** Begin Record extracts **

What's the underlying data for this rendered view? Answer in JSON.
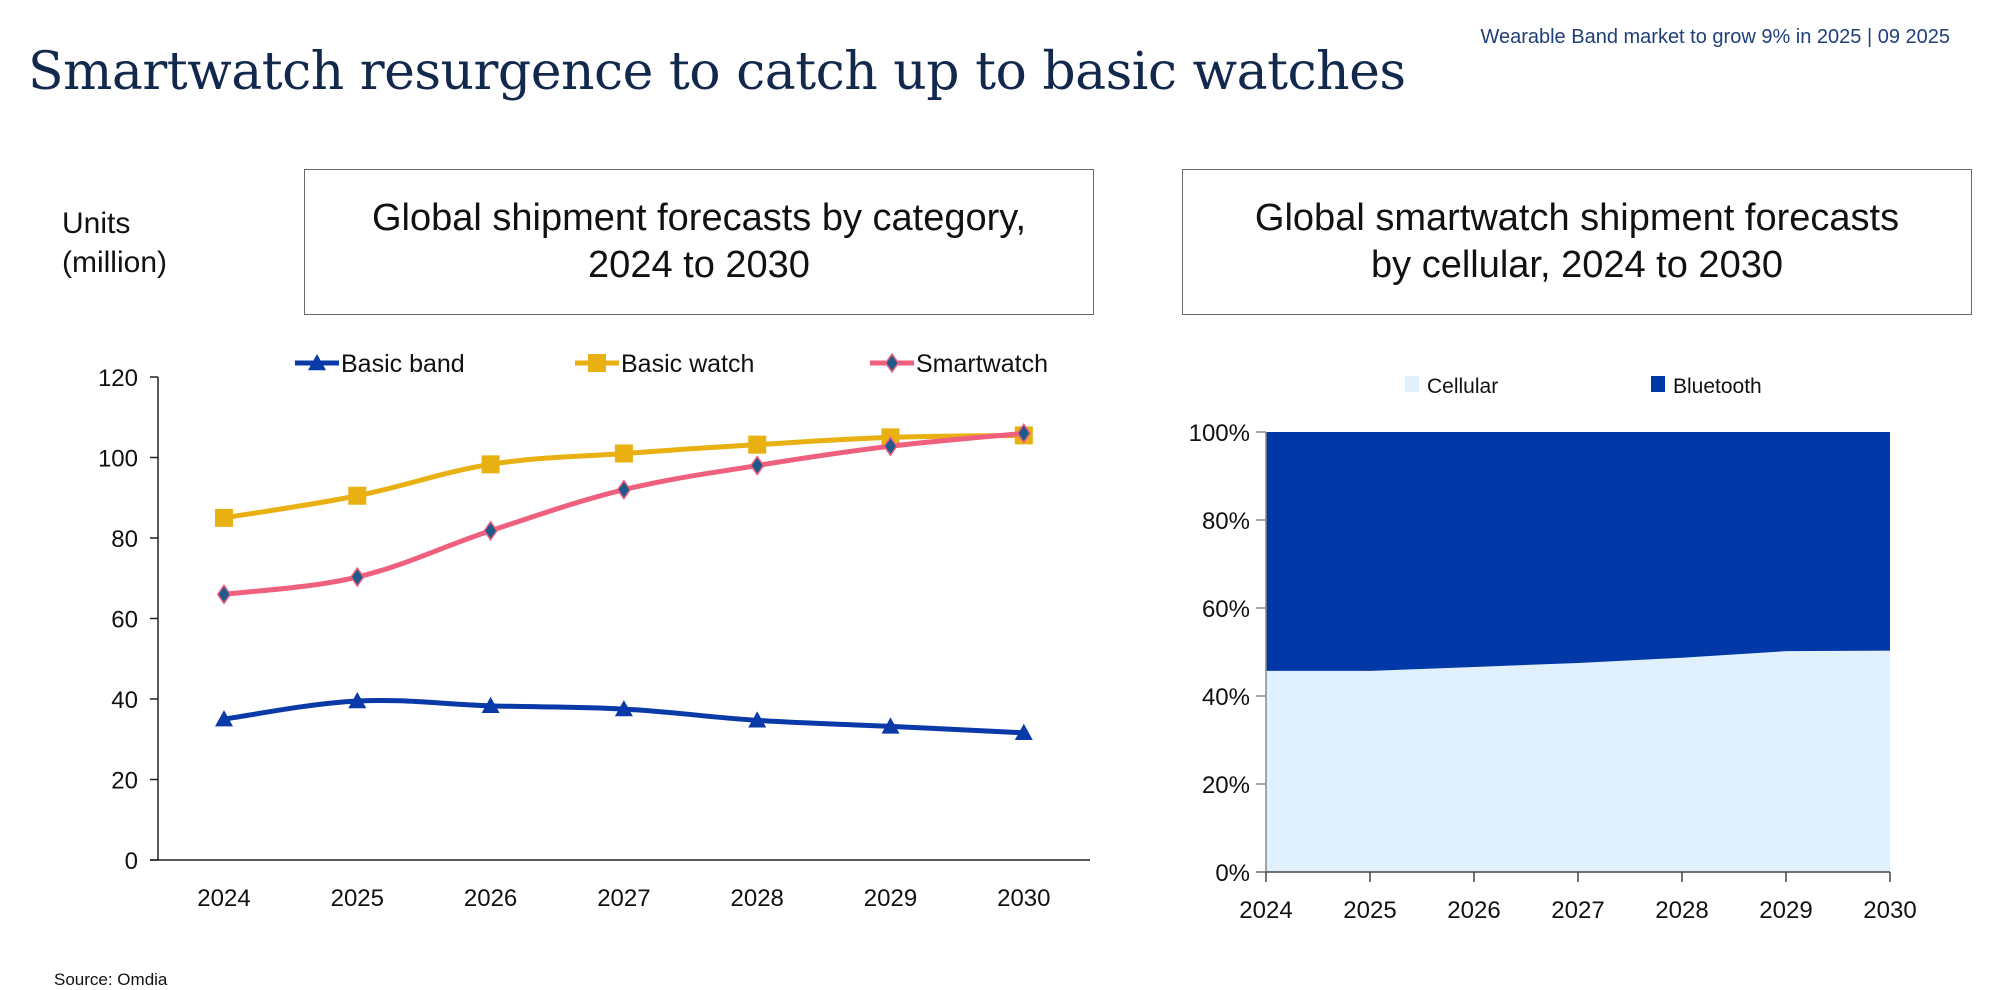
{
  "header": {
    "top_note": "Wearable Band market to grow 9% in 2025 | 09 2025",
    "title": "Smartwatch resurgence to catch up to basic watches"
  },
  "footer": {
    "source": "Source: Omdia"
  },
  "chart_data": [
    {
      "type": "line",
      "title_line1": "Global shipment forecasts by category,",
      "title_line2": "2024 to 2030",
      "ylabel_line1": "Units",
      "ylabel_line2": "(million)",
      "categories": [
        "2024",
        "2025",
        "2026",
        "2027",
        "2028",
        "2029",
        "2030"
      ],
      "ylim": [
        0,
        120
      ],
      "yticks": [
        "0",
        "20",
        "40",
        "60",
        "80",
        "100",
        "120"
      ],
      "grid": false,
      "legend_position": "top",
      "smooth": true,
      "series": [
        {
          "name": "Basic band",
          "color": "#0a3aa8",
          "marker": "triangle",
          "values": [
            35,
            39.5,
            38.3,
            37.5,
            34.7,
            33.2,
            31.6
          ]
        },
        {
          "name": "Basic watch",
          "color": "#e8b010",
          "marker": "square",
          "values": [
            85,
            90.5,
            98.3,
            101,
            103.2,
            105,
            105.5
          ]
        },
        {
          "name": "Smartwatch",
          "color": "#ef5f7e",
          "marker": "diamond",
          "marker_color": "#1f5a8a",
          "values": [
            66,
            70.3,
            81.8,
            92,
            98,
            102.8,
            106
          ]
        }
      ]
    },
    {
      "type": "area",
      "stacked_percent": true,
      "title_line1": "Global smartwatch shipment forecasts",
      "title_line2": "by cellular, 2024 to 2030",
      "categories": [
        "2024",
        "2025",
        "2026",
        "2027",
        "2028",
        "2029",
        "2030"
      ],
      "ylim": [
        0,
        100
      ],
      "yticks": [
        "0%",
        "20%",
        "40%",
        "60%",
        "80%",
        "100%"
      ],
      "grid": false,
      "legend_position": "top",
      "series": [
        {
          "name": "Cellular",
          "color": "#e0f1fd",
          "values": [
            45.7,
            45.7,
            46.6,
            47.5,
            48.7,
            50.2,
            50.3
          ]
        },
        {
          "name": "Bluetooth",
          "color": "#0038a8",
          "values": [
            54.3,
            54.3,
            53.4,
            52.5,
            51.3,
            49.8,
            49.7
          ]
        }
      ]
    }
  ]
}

** End Record extracts **

Exercise task =
Drop the images and quote the entries word for word.

Written solution =
What's the underlying data for this rendered view? Answer in JSON.
{
  "header": {
    "top_note": "Wearable Band market to grow 9% in 2025 | 09 2025",
    "title": "Smartwatch resurgence to catch up to basic watches"
  },
  "footer": {
    "source": "Source: Omdia"
  },
  "chart_data": [
    {
      "type": "line",
      "title_line1": "Global shipment forecasts by category,",
      "title_line2": "2024 to 2030",
      "ylabel_line1": "Units",
      "ylabel_line2": "(million)",
      "categories": [
        "2024",
        "2025",
        "2026",
        "2027",
        "2028",
        "2029",
        "2030"
      ],
      "ylim": [
        0,
        120
      ],
      "yticks": [
        "0",
        "20",
        "40",
        "60",
        "80",
        "100",
        "120"
      ],
      "grid": false,
      "legend_position": "top",
      "smooth": true,
      "series": [
        {
          "name": "Basic band",
          "color": "#0a3aa8",
          "marker": "triangle",
          "values": [
            35,
            39.5,
            38.3,
            37.5,
            34.7,
            33.2,
            31.6
          ]
        },
        {
          "name": "Basic watch",
          "color": "#e8b010",
          "marker": "square",
          "values": [
            85,
            90.5,
            98.3,
            101,
            103.2,
            105,
            105.5
          ]
        },
        {
          "name": "Smartwatch",
          "color": "#ef5f7e",
          "marker": "diamond",
          "marker_color": "#1f5a8a",
          "values": [
            66,
            70.3,
            81.8,
            92,
            98,
            102.8,
            106
          ]
        }
      ]
    },
    {
      "type": "area",
      "stacked_percent": true,
      "title_line1": "Global smartwatch shipment forecasts",
      "title_line2": "by cellular, 2024 to 2030",
      "categories": [
        "2024",
        "2025",
        "2026",
        "2027",
        "2028",
        "2029",
        "2030"
      ],
      "ylim": [
        0,
        100
      ],
      "yticks": [
        "0%",
        "20%",
        "40%",
        "60%",
        "80%",
        "100%"
      ],
      "grid": false,
      "legend_position": "top",
      "series": [
        {
          "name": "Cellular",
          "color": "#e0f1fd",
          "values": [
            45.7,
            45.7,
            46.6,
            47.5,
            48.7,
            50.2,
            50.3
          ]
        },
        {
          "name": "Bluetooth",
          "color": "#0038a8",
          "values": [
            54.3,
            54.3,
            53.4,
            52.5,
            51.3,
            49.8,
            49.7
          ]
        }
      ]
    }
  ]
}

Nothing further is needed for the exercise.